Direction
Below are some records. Copy every line in them that holds "colder".

Stored records
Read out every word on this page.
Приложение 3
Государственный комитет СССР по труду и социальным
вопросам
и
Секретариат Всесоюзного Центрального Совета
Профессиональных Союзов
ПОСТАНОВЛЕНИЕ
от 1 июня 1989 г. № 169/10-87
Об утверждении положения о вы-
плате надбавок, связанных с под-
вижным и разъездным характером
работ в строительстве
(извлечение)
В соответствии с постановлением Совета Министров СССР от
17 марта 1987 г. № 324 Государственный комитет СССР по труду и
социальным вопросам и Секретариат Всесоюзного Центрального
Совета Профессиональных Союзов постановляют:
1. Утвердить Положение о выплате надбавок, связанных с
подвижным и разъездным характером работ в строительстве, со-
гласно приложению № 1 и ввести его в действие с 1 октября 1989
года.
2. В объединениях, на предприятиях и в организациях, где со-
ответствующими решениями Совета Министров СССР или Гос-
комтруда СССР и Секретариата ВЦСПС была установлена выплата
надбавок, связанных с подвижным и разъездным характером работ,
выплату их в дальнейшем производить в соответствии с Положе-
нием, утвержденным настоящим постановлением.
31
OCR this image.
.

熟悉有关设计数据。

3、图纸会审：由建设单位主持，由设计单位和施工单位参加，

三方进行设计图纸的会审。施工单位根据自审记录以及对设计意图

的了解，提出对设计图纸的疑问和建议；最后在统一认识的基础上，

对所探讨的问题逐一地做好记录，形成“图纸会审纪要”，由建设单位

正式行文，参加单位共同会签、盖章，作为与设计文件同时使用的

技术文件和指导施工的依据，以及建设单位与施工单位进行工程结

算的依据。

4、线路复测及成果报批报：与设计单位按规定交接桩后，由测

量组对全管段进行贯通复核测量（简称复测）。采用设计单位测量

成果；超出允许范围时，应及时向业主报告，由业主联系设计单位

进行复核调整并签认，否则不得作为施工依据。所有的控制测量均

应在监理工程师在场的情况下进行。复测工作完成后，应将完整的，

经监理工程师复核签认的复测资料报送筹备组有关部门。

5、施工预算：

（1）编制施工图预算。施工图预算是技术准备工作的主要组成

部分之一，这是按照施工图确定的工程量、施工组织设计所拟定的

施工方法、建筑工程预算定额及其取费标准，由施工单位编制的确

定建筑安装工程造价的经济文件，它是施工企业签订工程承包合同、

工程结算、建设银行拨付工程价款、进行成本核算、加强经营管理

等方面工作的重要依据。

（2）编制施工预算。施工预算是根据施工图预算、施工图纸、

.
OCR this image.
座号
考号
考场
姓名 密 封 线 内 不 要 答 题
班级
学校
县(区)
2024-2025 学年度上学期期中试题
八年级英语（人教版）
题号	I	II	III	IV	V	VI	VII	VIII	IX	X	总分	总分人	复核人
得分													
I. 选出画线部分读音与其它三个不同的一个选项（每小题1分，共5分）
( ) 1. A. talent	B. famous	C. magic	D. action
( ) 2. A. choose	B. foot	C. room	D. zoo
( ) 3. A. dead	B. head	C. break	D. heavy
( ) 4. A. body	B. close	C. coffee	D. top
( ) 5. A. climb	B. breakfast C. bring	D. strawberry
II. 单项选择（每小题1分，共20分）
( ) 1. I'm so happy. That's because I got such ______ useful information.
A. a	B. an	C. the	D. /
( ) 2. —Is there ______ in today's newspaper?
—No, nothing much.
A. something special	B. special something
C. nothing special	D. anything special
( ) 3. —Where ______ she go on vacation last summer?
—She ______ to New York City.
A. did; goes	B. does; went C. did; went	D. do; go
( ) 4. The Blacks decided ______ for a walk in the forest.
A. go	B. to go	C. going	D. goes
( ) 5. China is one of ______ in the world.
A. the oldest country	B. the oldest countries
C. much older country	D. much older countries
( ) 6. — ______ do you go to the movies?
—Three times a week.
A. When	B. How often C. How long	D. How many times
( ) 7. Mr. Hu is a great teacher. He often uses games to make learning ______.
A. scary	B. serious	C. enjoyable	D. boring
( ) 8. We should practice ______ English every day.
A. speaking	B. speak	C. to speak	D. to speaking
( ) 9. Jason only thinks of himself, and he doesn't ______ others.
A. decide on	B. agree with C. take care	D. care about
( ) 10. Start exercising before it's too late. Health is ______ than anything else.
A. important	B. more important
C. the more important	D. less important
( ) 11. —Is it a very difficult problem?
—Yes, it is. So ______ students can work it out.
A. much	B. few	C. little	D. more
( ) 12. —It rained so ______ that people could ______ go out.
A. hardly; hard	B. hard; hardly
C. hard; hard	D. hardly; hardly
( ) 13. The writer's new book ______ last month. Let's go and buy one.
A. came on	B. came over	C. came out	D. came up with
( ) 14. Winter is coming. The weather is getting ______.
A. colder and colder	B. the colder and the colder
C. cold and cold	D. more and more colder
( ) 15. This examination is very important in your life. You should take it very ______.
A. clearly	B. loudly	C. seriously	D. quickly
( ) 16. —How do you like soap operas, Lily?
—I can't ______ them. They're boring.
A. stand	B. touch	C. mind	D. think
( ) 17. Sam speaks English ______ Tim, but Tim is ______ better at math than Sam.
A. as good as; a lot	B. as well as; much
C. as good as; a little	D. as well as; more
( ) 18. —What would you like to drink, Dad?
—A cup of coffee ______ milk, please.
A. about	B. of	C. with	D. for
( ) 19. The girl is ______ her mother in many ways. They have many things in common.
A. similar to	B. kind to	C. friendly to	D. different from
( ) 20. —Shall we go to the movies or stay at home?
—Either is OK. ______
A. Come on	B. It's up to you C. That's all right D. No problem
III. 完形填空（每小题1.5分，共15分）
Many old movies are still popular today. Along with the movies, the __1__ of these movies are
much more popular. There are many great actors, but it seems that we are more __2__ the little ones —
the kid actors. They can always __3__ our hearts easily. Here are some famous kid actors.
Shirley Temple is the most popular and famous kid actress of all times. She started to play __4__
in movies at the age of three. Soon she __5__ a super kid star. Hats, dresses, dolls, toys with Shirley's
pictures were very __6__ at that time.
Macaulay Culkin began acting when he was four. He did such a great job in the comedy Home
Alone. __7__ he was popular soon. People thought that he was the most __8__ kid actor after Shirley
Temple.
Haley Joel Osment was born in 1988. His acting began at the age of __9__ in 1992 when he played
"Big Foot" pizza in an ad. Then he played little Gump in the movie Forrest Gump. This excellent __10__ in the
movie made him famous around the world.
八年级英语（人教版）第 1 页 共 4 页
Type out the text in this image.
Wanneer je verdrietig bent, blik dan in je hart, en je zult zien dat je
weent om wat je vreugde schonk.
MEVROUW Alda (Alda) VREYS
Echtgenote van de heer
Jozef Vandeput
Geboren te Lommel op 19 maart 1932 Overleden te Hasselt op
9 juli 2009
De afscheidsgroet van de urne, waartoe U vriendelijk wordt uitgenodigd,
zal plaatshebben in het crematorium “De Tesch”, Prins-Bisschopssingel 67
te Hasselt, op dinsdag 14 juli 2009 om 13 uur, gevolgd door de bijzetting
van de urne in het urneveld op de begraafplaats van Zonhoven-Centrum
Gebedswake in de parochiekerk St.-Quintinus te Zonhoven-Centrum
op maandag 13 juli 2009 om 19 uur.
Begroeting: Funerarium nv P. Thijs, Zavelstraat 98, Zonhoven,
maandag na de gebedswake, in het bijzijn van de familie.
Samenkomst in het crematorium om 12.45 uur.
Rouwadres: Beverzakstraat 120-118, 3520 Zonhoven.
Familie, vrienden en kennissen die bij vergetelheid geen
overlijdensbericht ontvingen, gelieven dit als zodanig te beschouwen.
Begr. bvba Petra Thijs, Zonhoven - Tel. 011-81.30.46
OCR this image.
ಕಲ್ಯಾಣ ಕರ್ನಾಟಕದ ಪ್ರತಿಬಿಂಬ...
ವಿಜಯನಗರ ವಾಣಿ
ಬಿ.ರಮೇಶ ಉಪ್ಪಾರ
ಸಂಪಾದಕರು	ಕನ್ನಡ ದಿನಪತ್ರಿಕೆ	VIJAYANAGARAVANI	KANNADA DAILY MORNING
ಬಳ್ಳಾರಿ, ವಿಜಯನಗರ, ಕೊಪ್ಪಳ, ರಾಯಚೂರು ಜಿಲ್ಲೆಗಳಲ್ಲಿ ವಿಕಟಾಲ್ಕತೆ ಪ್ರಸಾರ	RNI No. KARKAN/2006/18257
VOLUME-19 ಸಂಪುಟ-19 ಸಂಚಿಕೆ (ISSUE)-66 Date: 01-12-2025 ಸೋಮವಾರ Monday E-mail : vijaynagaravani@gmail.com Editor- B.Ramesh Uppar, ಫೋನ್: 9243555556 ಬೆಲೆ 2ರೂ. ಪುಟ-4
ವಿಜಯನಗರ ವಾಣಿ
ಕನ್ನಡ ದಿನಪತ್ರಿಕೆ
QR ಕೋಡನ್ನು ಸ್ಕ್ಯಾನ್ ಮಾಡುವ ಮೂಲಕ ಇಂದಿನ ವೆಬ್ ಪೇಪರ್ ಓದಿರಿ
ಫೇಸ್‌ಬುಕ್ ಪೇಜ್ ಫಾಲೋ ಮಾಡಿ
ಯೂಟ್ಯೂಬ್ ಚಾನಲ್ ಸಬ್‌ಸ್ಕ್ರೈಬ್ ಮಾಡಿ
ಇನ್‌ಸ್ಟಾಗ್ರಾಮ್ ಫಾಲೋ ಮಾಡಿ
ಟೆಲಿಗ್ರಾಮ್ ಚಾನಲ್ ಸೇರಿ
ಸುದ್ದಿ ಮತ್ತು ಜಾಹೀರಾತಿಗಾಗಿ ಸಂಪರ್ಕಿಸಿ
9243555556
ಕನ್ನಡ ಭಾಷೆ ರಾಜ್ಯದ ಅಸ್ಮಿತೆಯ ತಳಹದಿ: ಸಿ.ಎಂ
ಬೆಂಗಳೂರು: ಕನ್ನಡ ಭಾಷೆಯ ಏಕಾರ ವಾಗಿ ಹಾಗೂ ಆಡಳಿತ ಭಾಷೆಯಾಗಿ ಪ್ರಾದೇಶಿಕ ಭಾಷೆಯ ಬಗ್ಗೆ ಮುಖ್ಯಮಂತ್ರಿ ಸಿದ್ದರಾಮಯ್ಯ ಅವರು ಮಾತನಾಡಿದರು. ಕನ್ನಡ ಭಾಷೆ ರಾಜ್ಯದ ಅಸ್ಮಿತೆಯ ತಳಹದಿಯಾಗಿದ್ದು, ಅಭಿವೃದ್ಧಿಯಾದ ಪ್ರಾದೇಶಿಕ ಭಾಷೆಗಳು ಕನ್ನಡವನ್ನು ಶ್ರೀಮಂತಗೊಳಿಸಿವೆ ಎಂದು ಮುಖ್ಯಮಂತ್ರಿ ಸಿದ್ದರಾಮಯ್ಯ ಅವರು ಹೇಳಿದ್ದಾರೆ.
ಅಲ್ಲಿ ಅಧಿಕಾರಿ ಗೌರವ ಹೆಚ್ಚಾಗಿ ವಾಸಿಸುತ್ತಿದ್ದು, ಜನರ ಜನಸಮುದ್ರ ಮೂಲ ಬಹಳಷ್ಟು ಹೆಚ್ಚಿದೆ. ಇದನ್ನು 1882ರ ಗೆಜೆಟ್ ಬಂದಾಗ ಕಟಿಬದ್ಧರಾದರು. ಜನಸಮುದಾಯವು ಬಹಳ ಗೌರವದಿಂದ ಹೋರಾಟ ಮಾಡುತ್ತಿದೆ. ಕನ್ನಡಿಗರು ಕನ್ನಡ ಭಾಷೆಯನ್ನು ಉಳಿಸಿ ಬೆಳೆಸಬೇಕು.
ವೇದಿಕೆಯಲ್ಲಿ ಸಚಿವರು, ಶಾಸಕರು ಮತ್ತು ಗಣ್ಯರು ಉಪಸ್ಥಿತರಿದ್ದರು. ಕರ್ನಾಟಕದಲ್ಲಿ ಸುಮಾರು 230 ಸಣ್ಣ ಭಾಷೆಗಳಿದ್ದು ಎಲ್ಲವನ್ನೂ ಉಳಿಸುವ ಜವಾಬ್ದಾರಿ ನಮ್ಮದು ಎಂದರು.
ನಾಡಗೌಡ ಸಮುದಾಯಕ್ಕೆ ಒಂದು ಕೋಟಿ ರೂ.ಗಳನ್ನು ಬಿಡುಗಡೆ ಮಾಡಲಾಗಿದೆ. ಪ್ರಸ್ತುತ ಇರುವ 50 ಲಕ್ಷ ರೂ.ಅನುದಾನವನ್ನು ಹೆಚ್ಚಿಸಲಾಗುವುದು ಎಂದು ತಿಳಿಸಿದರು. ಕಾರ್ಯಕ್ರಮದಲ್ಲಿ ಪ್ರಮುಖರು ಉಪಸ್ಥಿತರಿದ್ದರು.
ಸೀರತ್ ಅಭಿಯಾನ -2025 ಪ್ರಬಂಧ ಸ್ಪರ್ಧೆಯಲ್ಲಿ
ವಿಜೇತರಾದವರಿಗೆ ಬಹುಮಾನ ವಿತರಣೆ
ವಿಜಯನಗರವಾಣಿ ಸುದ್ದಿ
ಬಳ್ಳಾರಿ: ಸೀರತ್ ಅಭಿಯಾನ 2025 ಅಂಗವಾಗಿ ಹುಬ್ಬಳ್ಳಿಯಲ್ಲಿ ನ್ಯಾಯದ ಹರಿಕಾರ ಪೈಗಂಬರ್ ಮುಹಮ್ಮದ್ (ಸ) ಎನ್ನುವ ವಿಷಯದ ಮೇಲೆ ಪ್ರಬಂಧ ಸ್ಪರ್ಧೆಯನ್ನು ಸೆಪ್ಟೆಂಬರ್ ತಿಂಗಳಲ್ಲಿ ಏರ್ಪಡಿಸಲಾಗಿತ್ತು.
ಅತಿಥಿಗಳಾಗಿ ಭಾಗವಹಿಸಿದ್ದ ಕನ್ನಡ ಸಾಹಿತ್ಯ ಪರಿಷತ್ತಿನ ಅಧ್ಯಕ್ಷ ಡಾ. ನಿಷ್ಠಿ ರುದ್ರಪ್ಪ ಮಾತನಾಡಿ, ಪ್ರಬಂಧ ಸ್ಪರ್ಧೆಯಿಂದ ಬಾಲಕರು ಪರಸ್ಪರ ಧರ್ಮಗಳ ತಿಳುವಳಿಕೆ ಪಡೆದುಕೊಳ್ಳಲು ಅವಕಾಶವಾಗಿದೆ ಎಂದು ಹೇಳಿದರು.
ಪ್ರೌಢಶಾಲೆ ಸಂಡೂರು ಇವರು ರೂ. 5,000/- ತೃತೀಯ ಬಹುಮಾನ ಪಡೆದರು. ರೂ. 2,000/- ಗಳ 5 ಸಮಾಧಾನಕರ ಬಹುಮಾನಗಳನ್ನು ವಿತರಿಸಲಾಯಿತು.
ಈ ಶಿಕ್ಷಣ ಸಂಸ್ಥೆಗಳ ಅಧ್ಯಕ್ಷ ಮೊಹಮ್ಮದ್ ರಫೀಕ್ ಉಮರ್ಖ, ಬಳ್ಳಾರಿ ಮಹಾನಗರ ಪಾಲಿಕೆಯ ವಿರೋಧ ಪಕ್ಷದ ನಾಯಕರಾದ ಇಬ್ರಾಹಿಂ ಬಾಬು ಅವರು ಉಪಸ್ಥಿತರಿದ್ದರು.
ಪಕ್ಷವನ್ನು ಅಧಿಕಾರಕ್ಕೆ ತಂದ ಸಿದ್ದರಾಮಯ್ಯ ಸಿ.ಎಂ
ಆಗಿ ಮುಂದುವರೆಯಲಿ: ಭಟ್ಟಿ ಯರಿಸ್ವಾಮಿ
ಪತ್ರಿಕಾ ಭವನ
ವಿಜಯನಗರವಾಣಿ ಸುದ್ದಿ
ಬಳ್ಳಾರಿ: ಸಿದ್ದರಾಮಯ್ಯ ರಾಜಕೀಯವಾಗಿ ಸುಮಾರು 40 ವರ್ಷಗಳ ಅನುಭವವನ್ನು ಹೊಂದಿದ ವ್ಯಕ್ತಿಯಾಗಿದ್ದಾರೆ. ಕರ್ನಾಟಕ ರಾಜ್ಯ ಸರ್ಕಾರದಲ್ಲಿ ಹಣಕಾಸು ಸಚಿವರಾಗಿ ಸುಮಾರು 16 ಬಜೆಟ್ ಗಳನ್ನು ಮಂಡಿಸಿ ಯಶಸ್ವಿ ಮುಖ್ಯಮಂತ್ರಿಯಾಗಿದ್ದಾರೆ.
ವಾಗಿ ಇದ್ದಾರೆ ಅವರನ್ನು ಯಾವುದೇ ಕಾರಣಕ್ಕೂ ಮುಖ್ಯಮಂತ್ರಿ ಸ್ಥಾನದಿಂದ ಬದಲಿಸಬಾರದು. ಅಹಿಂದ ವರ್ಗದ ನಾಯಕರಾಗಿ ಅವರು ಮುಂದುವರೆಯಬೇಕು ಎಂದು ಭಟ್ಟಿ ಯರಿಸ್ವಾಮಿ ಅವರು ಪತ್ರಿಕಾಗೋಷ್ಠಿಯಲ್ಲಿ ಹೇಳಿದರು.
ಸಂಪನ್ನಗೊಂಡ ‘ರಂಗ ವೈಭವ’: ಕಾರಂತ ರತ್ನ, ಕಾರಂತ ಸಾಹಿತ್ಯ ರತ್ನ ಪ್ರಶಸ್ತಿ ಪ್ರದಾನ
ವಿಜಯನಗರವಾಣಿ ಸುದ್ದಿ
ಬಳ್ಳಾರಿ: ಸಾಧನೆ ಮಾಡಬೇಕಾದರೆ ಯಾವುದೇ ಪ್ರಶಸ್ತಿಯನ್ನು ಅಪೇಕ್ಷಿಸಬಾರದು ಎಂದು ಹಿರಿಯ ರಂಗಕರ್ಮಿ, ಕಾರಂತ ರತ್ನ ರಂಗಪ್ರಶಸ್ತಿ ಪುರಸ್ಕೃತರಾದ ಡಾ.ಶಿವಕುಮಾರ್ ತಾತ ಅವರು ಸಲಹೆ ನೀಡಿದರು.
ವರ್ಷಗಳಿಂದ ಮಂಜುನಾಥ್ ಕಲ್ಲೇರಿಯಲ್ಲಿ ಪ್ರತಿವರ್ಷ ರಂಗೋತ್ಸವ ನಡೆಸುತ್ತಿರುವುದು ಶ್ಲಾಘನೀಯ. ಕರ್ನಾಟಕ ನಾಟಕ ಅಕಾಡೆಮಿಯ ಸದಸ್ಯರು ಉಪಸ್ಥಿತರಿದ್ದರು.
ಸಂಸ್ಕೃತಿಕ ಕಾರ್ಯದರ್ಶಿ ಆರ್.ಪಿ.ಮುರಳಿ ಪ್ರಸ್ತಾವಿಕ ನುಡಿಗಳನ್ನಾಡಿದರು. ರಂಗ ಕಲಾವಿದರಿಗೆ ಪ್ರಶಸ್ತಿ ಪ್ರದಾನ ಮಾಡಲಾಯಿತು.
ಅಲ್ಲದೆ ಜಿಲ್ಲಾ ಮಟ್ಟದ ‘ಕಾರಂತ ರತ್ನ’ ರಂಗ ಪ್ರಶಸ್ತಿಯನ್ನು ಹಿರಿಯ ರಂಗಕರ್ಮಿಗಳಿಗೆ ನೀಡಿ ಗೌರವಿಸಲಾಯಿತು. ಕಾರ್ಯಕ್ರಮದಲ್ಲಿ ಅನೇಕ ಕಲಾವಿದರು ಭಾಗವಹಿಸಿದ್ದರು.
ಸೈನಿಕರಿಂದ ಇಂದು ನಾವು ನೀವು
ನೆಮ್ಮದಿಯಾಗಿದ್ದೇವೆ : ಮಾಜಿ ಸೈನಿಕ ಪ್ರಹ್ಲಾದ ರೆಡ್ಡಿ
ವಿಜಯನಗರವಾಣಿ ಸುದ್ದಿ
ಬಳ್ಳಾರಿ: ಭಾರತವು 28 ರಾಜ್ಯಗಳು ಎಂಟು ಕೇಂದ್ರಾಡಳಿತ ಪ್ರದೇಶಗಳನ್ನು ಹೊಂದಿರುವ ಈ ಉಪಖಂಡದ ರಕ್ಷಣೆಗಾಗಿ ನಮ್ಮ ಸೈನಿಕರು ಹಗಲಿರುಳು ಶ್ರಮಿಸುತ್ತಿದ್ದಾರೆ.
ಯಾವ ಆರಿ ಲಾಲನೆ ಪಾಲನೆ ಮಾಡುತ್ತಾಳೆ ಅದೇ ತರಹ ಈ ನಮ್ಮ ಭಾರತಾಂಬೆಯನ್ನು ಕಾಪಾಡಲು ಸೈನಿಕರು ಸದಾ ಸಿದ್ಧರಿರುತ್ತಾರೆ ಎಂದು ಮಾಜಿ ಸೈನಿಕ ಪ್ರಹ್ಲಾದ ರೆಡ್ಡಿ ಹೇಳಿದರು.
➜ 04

Complete answer
A. colder and colder	B. the colder and the colder
C. cold and cold	D. more and more colder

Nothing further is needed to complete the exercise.